- Directions for this task: Gather from the material every line that contains the string "document".
— START OF Input material —
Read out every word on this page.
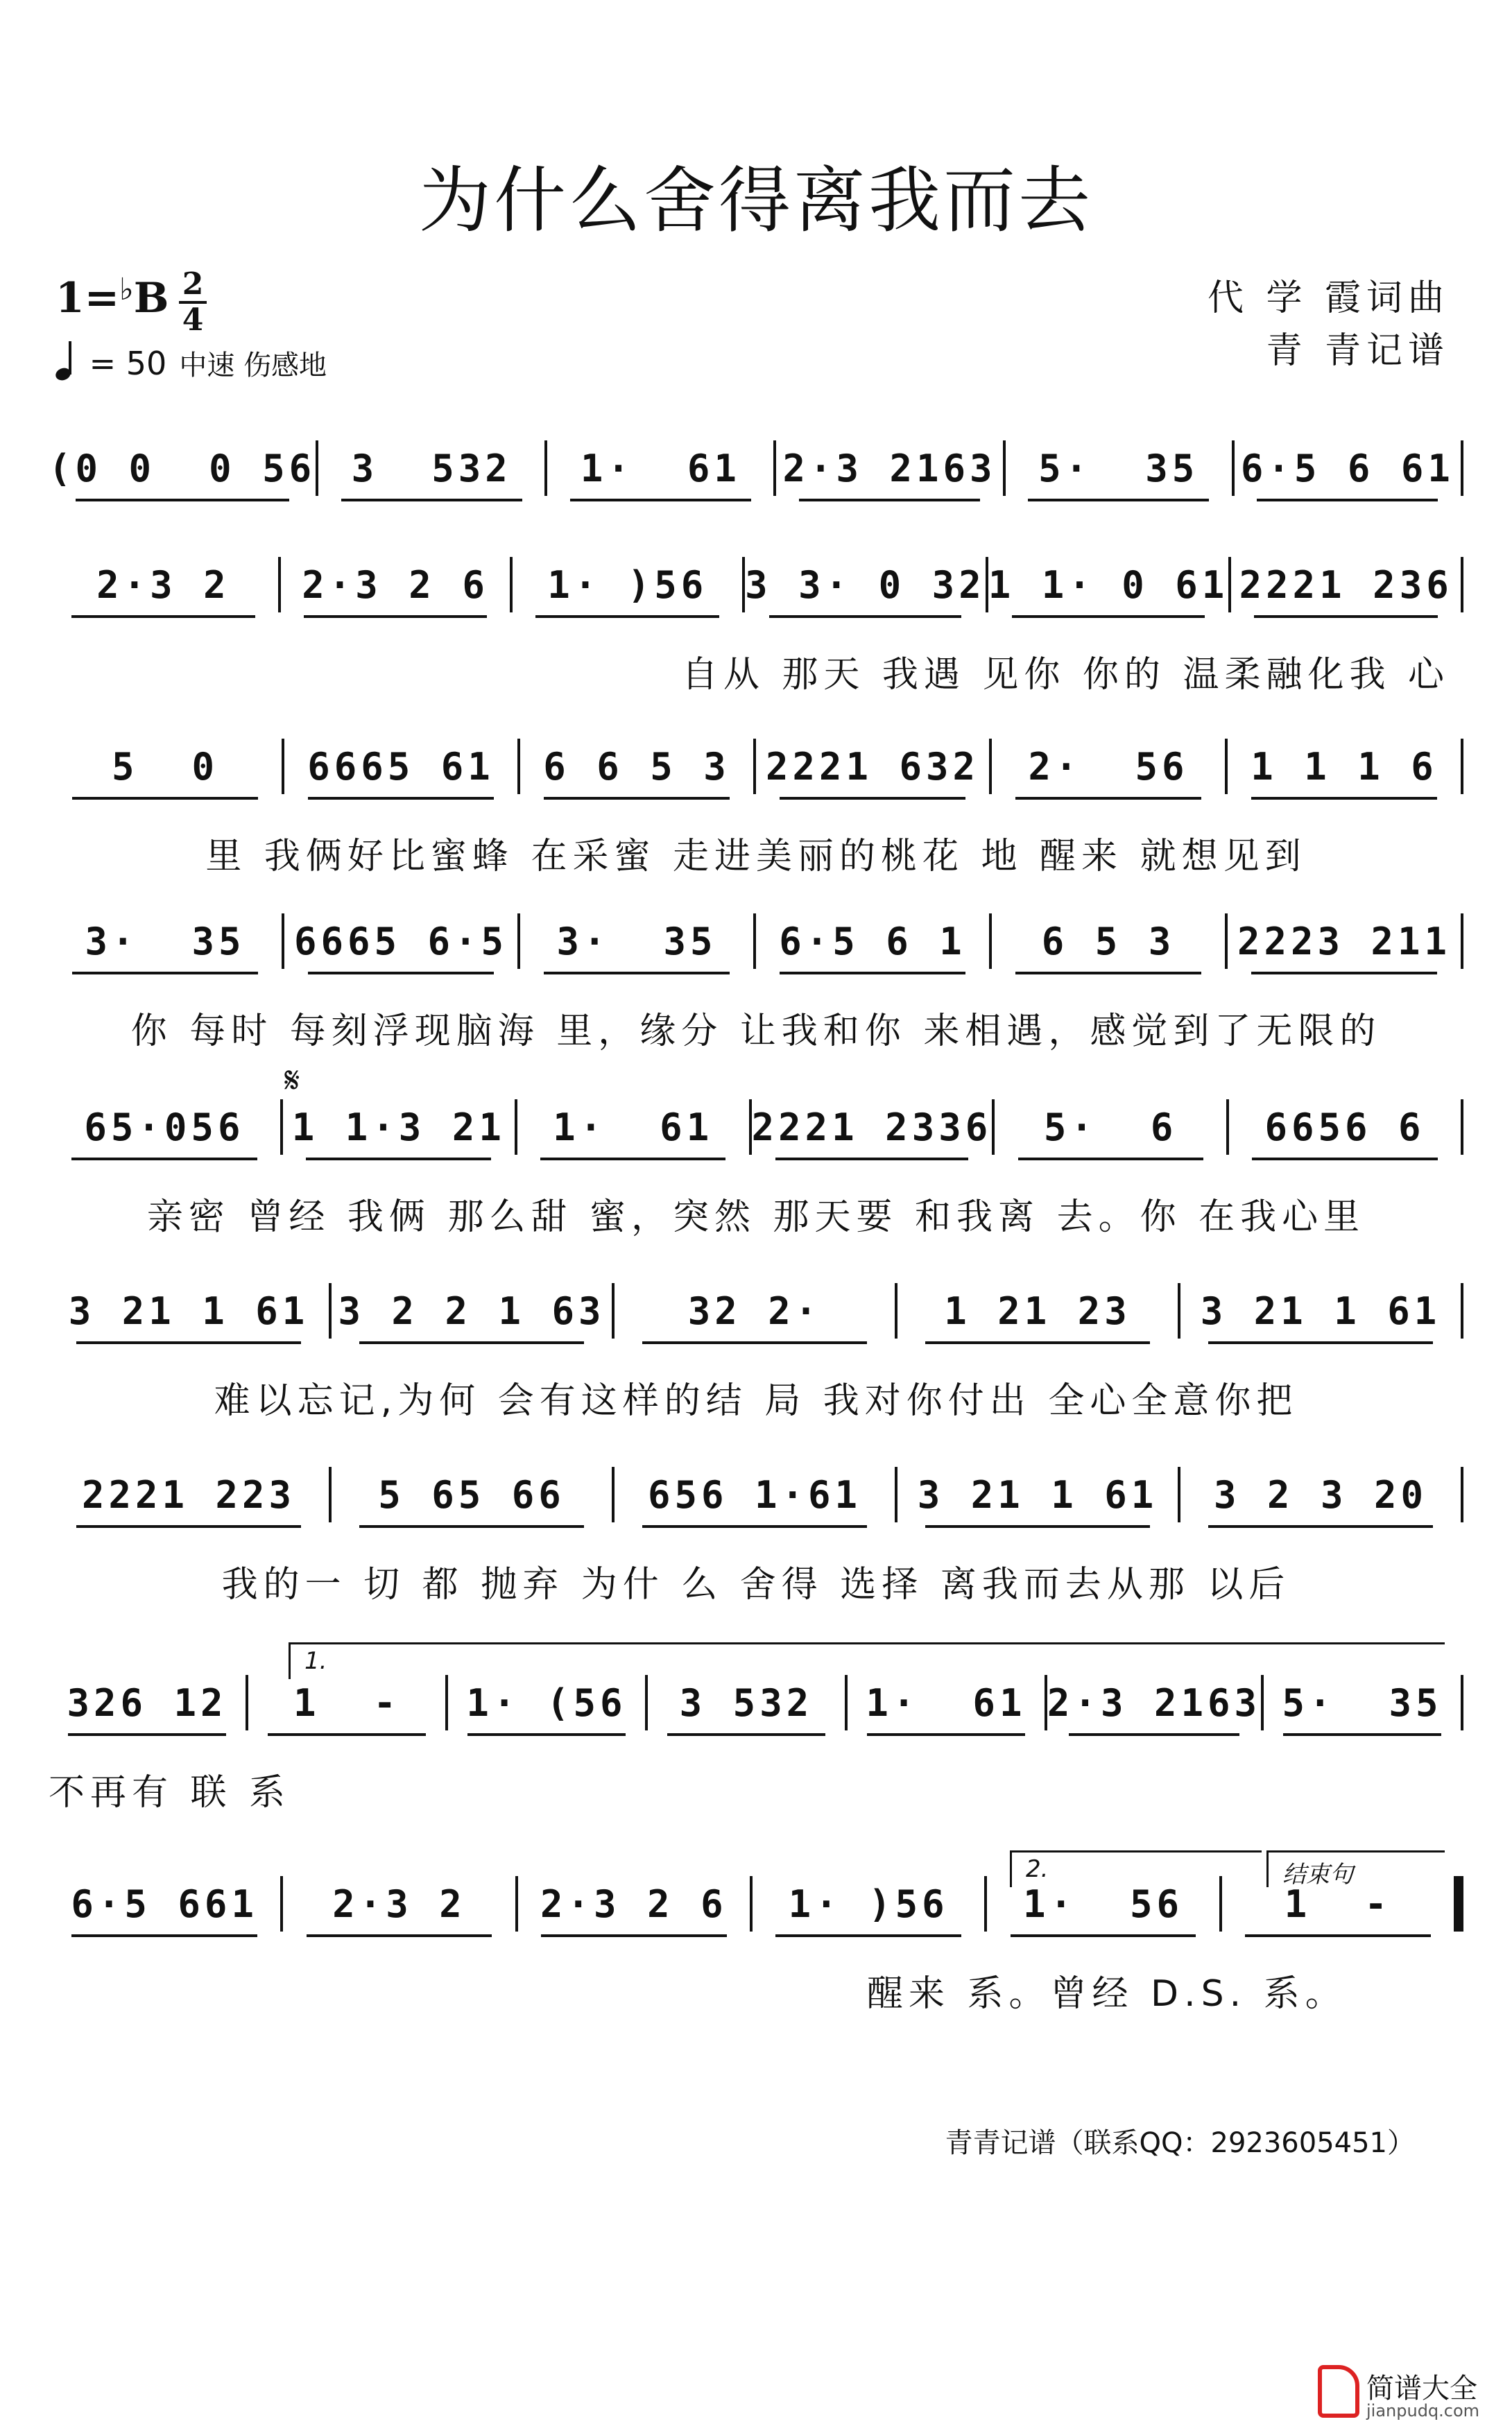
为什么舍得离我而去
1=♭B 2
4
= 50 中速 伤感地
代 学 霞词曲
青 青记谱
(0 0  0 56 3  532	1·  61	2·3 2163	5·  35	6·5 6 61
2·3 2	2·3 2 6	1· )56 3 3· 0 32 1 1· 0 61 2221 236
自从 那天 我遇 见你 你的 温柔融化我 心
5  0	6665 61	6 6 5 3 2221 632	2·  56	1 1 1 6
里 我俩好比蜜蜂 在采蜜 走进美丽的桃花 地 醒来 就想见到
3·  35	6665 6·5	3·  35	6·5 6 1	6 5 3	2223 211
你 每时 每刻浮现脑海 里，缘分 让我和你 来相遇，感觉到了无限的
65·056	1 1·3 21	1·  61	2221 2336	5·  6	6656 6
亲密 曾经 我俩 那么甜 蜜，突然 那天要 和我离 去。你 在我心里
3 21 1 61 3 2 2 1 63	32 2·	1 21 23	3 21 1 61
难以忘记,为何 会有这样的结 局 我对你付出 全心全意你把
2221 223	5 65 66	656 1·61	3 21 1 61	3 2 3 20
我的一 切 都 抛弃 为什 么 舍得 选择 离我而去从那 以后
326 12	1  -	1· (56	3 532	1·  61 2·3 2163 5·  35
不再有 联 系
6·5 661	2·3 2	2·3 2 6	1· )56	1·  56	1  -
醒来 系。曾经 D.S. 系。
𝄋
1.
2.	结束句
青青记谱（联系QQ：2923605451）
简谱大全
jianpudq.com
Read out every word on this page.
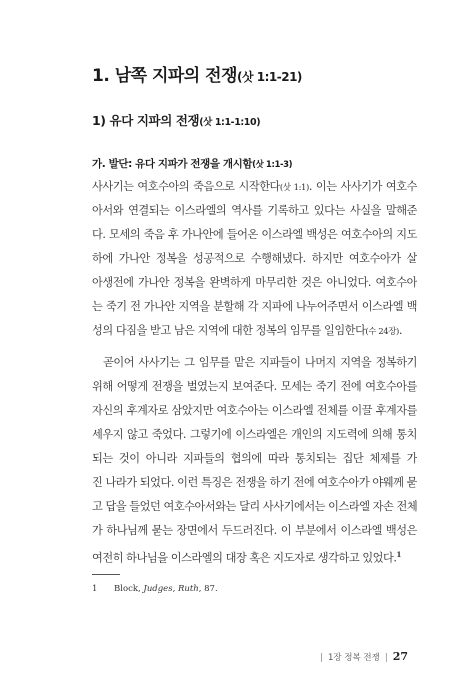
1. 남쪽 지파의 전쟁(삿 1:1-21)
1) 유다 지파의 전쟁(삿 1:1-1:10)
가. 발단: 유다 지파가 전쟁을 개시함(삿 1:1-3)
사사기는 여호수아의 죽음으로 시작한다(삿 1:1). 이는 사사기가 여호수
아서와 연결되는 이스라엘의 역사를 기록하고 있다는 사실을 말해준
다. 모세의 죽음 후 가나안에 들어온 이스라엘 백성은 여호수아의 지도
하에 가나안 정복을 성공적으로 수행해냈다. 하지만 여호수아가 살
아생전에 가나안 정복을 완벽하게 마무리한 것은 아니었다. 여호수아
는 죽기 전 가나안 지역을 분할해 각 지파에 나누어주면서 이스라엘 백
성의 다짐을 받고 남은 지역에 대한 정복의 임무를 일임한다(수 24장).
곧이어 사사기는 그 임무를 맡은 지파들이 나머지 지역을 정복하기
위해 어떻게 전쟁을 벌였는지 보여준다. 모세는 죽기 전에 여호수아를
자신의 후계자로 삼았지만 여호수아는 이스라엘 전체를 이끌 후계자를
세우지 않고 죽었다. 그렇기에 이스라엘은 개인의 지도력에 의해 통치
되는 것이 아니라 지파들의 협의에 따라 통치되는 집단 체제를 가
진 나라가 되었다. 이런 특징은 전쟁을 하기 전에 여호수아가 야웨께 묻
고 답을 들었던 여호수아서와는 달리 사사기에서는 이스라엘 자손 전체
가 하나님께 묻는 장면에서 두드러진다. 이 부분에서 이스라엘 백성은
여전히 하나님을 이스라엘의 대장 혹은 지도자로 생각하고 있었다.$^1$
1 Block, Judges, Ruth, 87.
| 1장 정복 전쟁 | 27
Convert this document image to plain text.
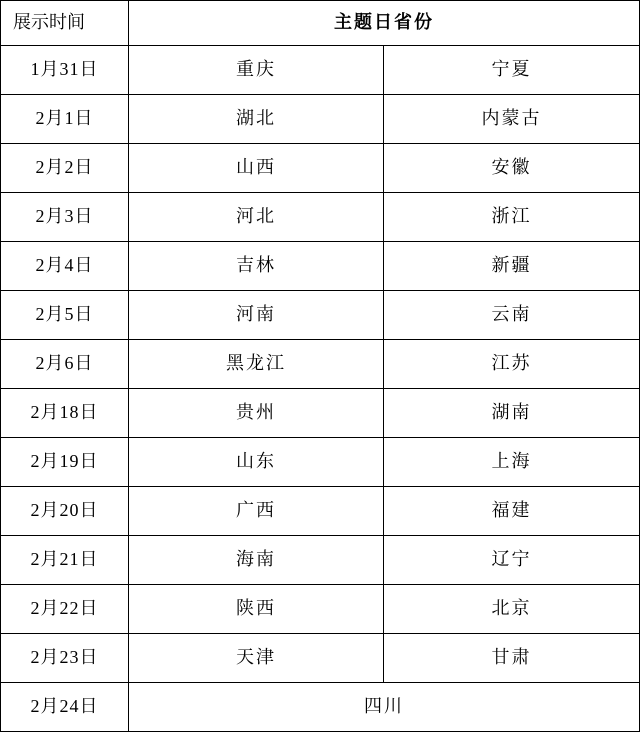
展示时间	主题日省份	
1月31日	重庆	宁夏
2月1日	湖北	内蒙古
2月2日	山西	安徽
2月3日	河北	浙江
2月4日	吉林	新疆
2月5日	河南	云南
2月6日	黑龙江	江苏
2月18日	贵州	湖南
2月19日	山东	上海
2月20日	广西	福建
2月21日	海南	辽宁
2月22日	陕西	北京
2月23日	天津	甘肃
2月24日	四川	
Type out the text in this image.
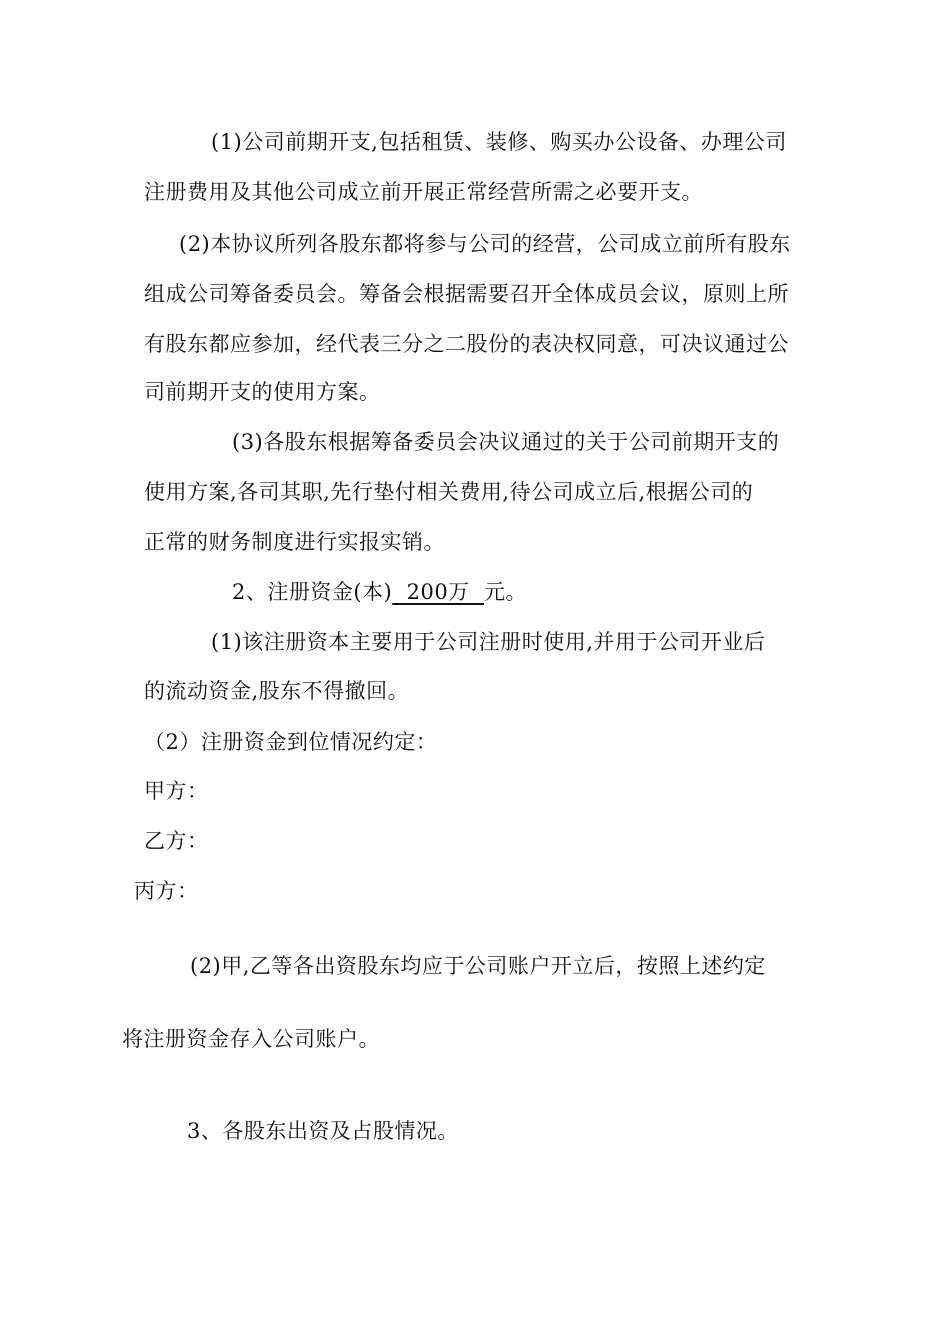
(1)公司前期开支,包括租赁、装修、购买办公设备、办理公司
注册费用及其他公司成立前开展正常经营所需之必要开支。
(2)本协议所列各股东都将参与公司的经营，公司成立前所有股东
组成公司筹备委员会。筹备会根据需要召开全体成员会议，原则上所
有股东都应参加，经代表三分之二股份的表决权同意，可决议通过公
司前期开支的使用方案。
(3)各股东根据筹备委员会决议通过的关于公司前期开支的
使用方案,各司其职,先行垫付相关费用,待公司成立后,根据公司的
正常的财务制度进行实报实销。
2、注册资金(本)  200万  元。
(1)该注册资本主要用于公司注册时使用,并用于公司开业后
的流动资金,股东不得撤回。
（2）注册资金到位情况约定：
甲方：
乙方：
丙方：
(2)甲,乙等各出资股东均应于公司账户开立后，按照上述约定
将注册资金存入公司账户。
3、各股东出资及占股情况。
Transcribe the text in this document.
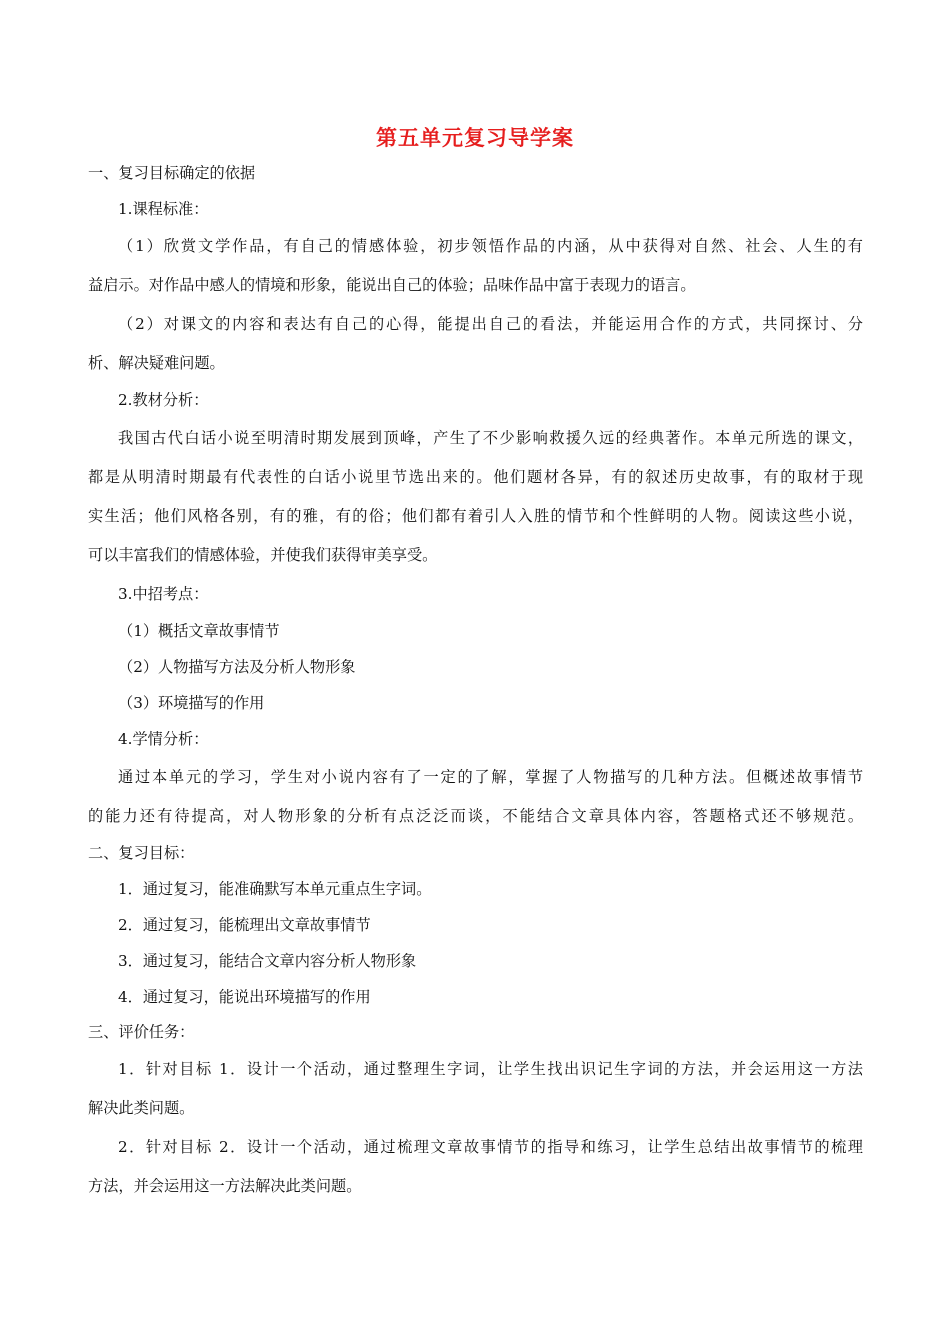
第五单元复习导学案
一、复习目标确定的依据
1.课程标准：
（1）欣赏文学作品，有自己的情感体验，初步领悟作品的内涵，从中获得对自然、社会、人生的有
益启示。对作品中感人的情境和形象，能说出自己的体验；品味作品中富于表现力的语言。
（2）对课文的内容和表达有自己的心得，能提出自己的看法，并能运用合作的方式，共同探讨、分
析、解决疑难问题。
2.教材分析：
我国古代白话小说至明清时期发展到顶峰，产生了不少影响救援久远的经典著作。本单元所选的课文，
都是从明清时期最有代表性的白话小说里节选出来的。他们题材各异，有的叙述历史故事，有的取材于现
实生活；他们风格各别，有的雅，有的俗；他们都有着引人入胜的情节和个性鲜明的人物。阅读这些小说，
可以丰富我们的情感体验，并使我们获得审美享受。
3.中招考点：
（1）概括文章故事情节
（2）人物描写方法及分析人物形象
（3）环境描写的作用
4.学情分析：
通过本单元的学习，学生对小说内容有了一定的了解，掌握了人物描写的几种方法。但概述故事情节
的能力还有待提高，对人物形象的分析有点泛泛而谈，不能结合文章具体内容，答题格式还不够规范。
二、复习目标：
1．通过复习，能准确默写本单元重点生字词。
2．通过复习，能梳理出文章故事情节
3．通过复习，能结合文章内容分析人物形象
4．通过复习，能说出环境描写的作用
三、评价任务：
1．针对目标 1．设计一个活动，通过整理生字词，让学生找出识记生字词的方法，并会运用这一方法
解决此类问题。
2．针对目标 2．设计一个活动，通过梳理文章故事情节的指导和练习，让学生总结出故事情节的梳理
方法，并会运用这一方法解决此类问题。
— END OF Input material —
- Expected answer:
Convert this document image to plain text.
Transcribe the text in this document.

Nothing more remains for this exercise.